[EXERCISE INSTRUCTIONS]
Only the number is wanted: tally the lines below that contain the word "本周猪肉价格小幅上行".

-------

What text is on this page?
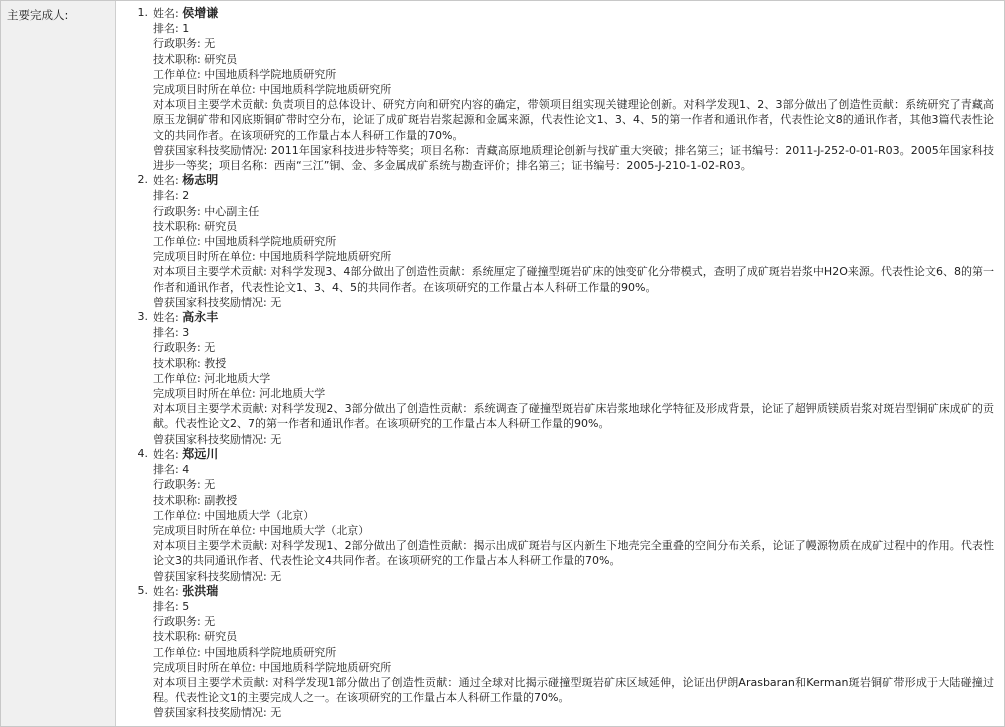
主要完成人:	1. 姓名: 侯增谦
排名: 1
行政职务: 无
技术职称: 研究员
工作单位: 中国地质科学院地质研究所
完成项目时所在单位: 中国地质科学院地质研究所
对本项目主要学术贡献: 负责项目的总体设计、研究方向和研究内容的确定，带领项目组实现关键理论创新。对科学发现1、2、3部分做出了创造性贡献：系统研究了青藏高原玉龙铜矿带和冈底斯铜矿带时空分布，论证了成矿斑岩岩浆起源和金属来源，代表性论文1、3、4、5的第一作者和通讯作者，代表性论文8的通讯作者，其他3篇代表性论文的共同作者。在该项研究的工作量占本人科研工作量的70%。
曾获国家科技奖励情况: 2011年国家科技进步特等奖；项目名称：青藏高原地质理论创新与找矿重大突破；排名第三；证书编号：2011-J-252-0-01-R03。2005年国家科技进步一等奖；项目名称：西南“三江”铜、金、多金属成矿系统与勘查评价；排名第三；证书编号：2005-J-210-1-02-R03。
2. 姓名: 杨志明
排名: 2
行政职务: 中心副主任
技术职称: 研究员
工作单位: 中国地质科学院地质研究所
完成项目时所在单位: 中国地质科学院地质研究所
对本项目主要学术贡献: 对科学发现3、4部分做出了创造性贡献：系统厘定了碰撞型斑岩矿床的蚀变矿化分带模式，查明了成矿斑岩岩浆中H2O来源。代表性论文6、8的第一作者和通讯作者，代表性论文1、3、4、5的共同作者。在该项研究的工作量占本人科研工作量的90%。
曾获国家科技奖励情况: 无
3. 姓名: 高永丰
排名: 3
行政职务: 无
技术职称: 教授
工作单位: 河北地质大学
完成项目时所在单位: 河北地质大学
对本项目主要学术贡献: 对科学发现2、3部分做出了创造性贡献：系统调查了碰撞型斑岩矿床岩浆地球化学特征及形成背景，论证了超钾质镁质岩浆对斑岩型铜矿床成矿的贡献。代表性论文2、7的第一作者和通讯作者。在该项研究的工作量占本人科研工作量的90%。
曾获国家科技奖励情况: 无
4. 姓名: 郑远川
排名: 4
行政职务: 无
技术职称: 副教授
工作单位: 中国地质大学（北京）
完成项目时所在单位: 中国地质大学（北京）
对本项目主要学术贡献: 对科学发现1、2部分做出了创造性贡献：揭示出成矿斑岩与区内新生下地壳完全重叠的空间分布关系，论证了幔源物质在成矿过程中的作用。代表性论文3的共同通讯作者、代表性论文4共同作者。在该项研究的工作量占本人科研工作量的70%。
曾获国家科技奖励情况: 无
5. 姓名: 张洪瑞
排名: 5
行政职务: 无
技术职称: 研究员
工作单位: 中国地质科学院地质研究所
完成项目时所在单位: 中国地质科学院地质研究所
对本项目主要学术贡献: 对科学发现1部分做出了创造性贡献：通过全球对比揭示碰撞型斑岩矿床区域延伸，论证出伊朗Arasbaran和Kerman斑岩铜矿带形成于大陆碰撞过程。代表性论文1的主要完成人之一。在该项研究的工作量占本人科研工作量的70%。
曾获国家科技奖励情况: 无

-------

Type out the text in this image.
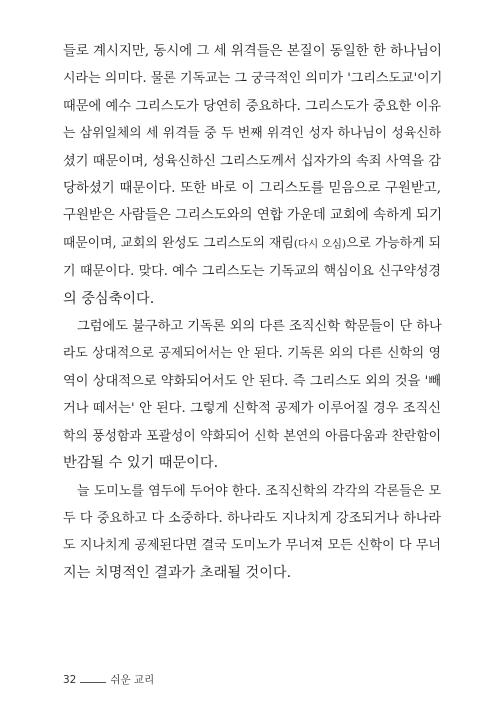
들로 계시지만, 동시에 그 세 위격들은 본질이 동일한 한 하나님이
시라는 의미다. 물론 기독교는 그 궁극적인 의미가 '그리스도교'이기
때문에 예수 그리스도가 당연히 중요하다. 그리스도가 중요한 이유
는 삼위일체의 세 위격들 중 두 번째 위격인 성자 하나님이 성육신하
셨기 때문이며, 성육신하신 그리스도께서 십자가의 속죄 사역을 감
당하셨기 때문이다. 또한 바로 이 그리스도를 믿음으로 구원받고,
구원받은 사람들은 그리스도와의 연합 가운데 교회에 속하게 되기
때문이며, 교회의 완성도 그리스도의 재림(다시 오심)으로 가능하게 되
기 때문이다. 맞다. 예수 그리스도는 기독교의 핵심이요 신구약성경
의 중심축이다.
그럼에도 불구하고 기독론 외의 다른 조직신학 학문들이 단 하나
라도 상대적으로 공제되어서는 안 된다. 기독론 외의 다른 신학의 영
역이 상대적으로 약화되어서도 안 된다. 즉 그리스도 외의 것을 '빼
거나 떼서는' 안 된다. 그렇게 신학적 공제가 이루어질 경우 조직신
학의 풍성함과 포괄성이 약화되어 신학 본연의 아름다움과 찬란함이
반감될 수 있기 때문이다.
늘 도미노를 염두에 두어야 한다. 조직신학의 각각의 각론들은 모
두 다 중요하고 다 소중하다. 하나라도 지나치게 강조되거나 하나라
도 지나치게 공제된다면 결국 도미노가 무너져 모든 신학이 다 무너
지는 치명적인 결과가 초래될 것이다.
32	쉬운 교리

-------

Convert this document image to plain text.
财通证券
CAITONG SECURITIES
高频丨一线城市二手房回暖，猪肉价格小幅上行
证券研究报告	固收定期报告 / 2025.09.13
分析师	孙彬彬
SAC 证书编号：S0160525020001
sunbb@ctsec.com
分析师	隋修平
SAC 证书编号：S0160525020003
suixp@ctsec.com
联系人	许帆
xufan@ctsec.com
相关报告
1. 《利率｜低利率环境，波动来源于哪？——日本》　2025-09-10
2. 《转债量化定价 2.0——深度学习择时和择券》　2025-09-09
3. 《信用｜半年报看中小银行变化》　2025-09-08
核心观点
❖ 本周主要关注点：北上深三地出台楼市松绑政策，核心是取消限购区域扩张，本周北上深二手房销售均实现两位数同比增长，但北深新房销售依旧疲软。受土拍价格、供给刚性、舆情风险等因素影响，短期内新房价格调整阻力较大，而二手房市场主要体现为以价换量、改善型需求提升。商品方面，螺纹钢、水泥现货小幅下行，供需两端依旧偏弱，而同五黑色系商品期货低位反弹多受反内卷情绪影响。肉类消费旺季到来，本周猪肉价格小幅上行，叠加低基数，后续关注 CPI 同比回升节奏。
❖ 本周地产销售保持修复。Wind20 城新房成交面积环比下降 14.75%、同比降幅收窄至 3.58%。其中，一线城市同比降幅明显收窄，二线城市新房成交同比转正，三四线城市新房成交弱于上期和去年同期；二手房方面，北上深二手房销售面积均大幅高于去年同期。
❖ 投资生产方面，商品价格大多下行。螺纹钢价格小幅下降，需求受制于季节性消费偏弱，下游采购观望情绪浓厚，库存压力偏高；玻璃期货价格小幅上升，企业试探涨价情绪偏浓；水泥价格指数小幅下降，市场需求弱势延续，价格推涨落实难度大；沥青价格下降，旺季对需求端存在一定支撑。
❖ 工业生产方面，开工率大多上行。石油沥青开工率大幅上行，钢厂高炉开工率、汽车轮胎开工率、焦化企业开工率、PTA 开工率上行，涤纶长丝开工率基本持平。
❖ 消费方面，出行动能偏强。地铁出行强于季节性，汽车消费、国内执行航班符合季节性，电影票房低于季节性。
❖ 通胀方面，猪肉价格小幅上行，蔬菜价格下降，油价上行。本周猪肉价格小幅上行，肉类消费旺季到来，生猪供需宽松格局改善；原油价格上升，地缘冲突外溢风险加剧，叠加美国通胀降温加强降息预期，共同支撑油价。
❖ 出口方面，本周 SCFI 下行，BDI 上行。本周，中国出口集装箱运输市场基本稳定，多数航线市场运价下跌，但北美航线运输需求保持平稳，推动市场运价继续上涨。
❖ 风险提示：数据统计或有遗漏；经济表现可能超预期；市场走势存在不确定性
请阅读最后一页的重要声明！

-------

[SOLVED EXERCISE]
2